> _Given exercise_
Write out all the data again, exactly as it stands.

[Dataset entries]
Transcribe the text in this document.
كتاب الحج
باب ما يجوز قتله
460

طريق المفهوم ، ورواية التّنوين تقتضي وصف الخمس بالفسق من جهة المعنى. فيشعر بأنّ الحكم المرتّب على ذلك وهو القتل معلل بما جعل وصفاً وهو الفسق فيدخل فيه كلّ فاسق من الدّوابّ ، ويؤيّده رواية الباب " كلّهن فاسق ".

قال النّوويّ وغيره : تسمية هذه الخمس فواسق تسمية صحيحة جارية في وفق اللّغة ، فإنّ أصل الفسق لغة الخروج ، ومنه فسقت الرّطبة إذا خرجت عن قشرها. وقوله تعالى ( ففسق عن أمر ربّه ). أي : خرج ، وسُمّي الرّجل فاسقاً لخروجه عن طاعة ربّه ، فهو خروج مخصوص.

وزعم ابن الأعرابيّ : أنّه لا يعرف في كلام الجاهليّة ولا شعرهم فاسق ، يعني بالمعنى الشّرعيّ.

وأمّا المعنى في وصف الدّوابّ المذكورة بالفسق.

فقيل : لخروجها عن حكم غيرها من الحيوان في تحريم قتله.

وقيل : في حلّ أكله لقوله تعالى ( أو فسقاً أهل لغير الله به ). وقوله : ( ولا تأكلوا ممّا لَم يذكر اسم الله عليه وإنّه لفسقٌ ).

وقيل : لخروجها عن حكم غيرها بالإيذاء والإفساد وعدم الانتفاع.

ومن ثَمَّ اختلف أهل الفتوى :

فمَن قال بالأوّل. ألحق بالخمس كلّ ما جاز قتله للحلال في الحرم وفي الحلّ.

> _Output of the exercise_
Transcribe the text in this document.
كتاب الحج
باب ما يجوز قتله
460

طريق المفهوم ، ورواية التّنوين تقتضي وصف الخمس بالفسق من جهة المعنى. فيشعر بأنّ الحكم المرتّب على ذلك وهو القتل معلل بما جعل وصفاً وهو الفسق فيدخل فيه كلّ فاسق من الدّوابّ ، ويؤيّده رواية الباب " كلّهن فاسق ".

قال النّوويّ وغيره : تسمية هذه الخمس فواسق تسمية صحيحة جارية في وفق اللّغة ، فإنّ أصل الفسق لغة الخروج ، ومنه فسقت الرّطبة إذا خرجت عن قشرها. وقوله تعالى ( ففسق عن أمر ربّه ). أي : خرج ، وسُمّي الرّجل فاسقاً لخروجه عن طاعة ربّه ، فهو خروج مخصوص.

وزعم ابن الأعرابيّ : أنّه لا يعرف في كلام الجاهليّة ولا شعرهم فاسق ، يعني بالمعنى الشّرعيّ.

وأمّا المعنى في وصف الدّوابّ المذكورة بالفسق.

فقيل : لخروجها عن حكم غيرها من الحيوان في تحريم قتله.

وقيل : في حلّ أكله لقوله تعالى ( أو فسقاً أهل لغير الله به ). وقوله : ( ولا تأكلوا ممّا لَم يذكر اسم الله عليه وإنّه لفسقٌ ).

وقيل : لخروجها عن حكم غيرها بالإيذاء والإفساد وعدم الانتفاع.

ومن ثَمَّ اختلف أهل الفتوى :

فمَن قال بالأوّل. ألحق بالخمس كلّ ما جاز قتله للحلال في الحرم وفي الحلّ.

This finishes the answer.